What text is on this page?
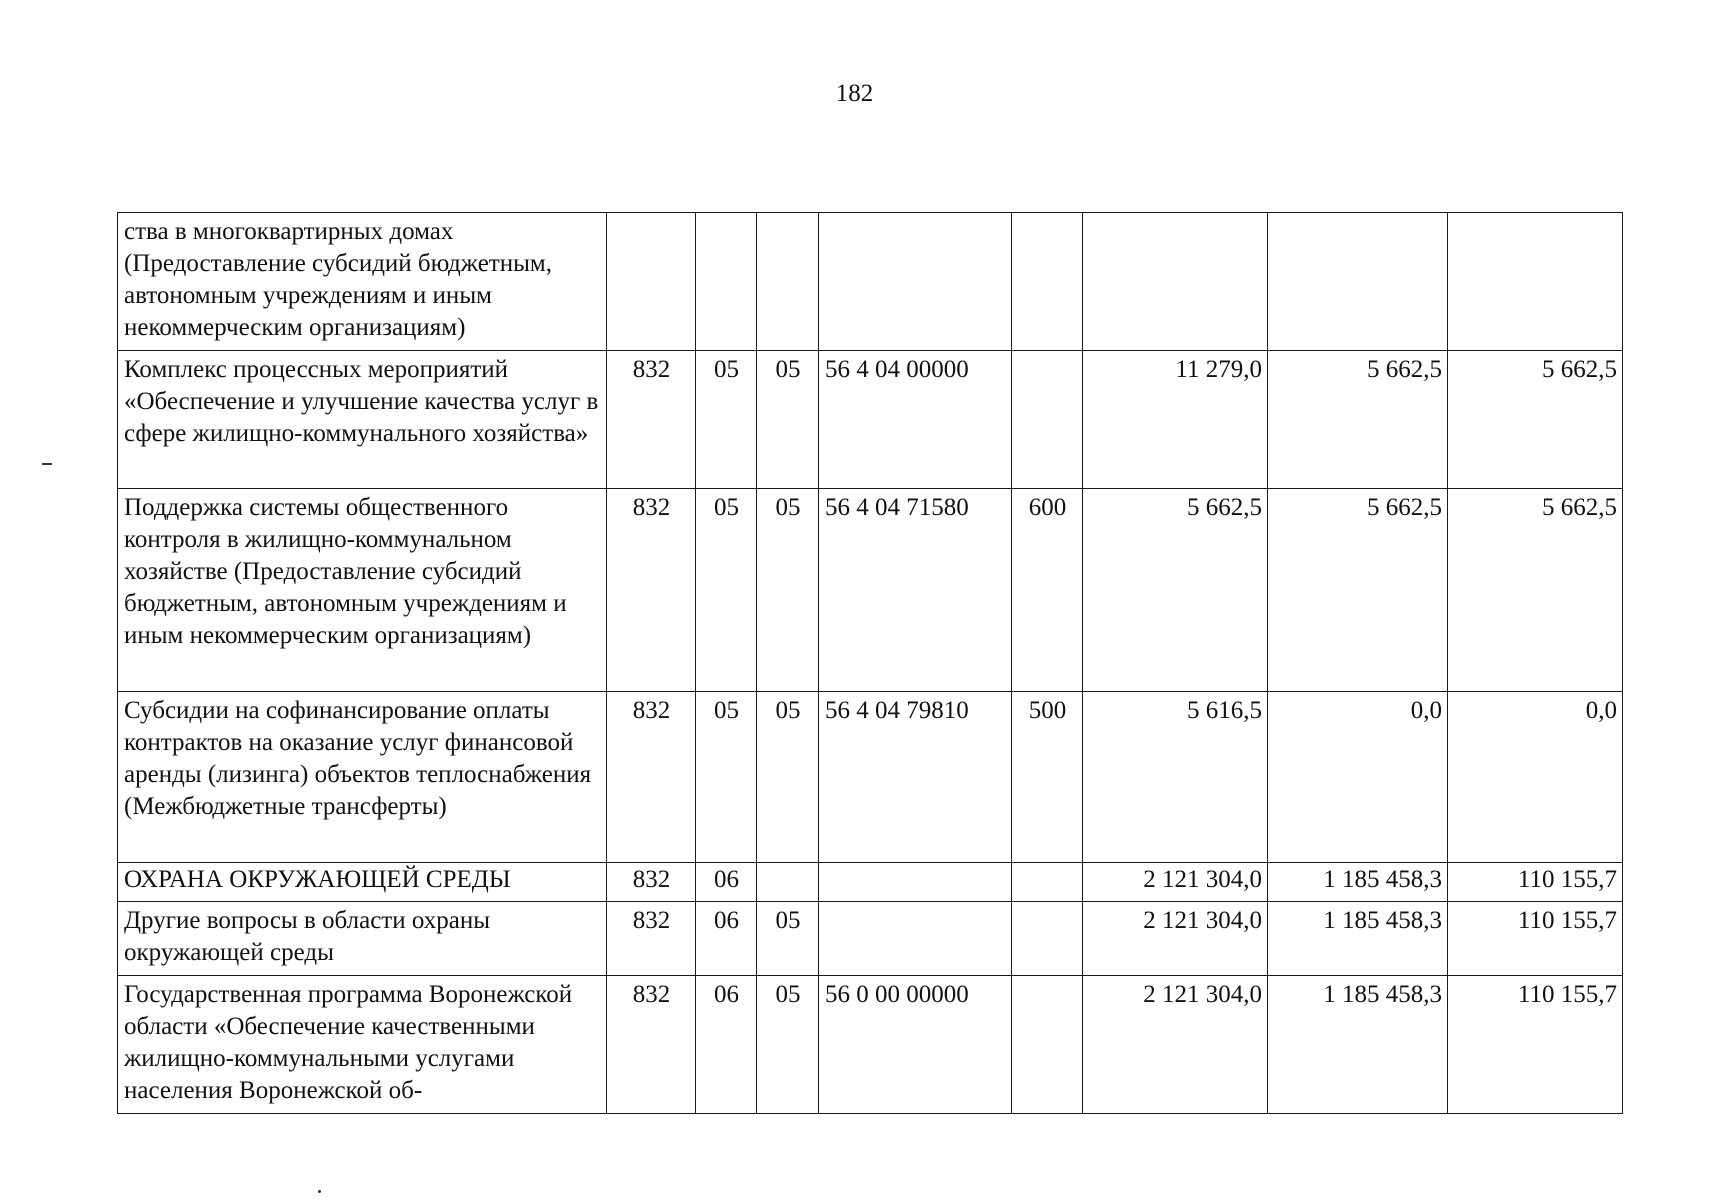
182
ства в многоквартирных домах (Предоставление субсидий бюджетным, автономным учреждениям и иным некоммерческим организациям)								
Комплекс процессных мероприятий «Обеспечение и улучшение качества услуг в сфере жилищно-коммунального хозяйства»	832	05	05	56 4 04 00000		11 279,0	5 662,5	5 662,5
Поддержка системы общественного контроля в жилищно-коммунальном хозяйстве (Предоставление субсидий бюджетным, автономным учреждениям и иным некоммерческим организациям)	832	05	05	56 4 04 71580	600	5 662,5	5 662,5	5 662,5
Субсидии на софинансирование оплаты контрактов на оказание услуг финансовой аренды (лизинга) объектов теплоснабжения (Межбюджетные трансферты)	832	05	05	56 4 04 79810	500	5 616,5	0,0	0,0
ОХРАНА ОКРУЖАЮЩЕЙ СРЕДЫ	832	06				2 121 304,0	1 185 458,3	110 155,7
Другие вопросы в области охраны окружающей среды	832	06	05			2 121 304,0	1 185 458,3	110 155,7
Государственная программа Воронежской области «Обеспечение качественными жилищно-коммунальными услугами населения Воронежской об-	832	06	05	56 0 00 00000		2 121 304,0	1 185 458,3	110 155,7
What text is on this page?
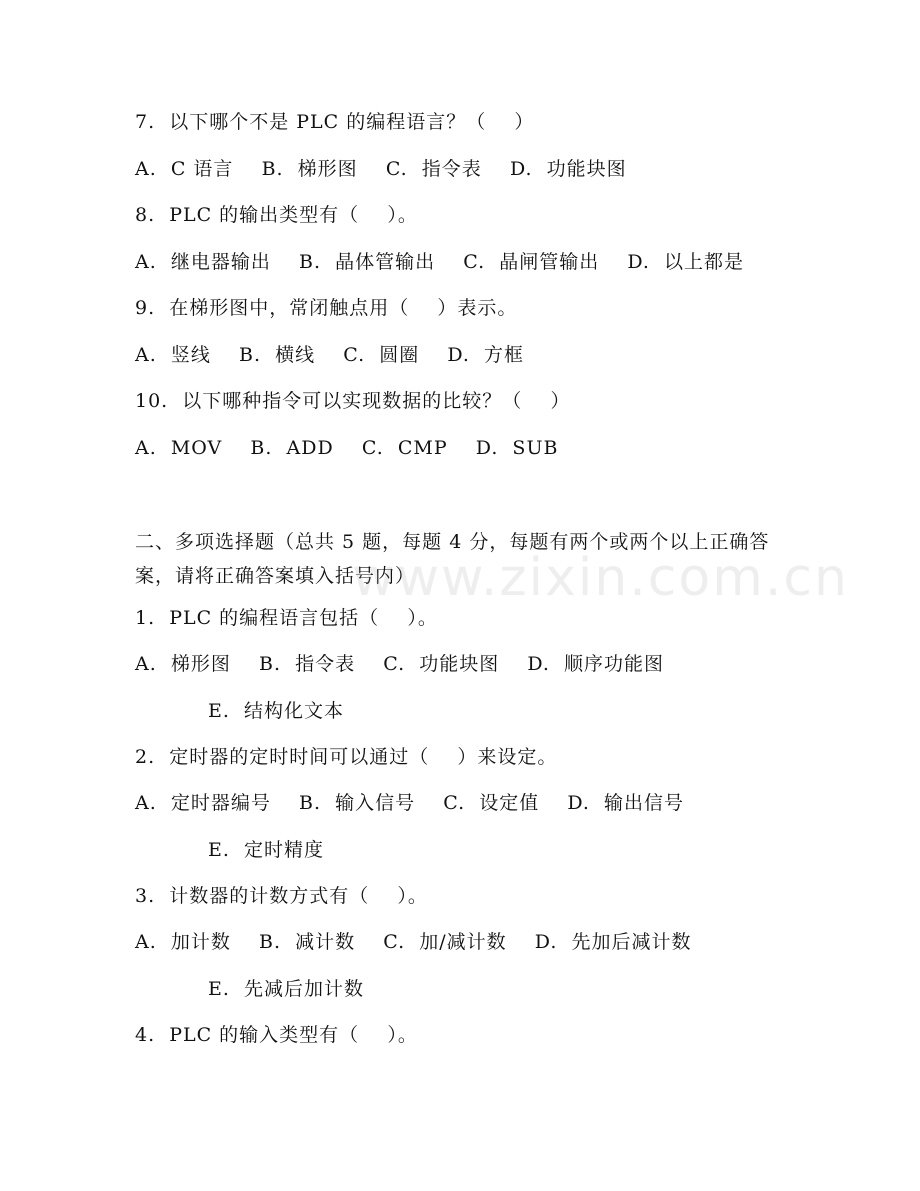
7.  以下哪个不是 PLC 的编程语言？（    ）
A.  C 语言    B.  梯形图    C.  指令表    D.  功能块图
8.  PLC 的输出类型有（    ）。
A.  继电器输出    B.  晶体管输出    C.  晶闸管输出    D.  以上都是
9.  在梯形图中，常闭触点用（    ）表示。
A.  竖线    B.  横线    C.  圆圈    D.  方框
10.  以下哪种指令可以实现数据的比较？（    ）
A.  MOV    B.  ADD    C.  CMP    D.  SUB
二、多项选择题（总共 5 题，每题 4 分，每题有两个或两个以上正确答案，请将正确答案填入括号内）
www.zixin.com.cn
1.  PLC 的编程语言包括（    ）。
A.  梯形图    B.  指令表    C.  功能块图    D.  顺序功能图
E.  结构化文本
2.  定时器的定时时间可以通过（    ）来设定。
A.  定时器编号    B.  输入信号    C.  设定值    D.  输出信号
E.  定时精度
3.  计数器的计数方式有（    ）。
A.  加计数    B.  减计数    C.  加/减计数    D.  先加后减计数
E.  先减后加计数
4.  PLC 的输入类型有（    ）。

-------

Your task: From the listing above, pick out each line where the word "учреждениям" appears.

Finished answer:
ства в многоквартирных домах (Предоставление субсидий бюджетным, автономным учреждениям и иным некоммерческим организациям)								
Поддержка системы общественного контроля в жилищно-коммунальном хозяйстве (Предоставление субсидий бюджетным, автономным учреждениям и иным некоммерческим организациям)	832	05	05	56 4 04 71580	600	5 662,5	5 662,5	5 662,5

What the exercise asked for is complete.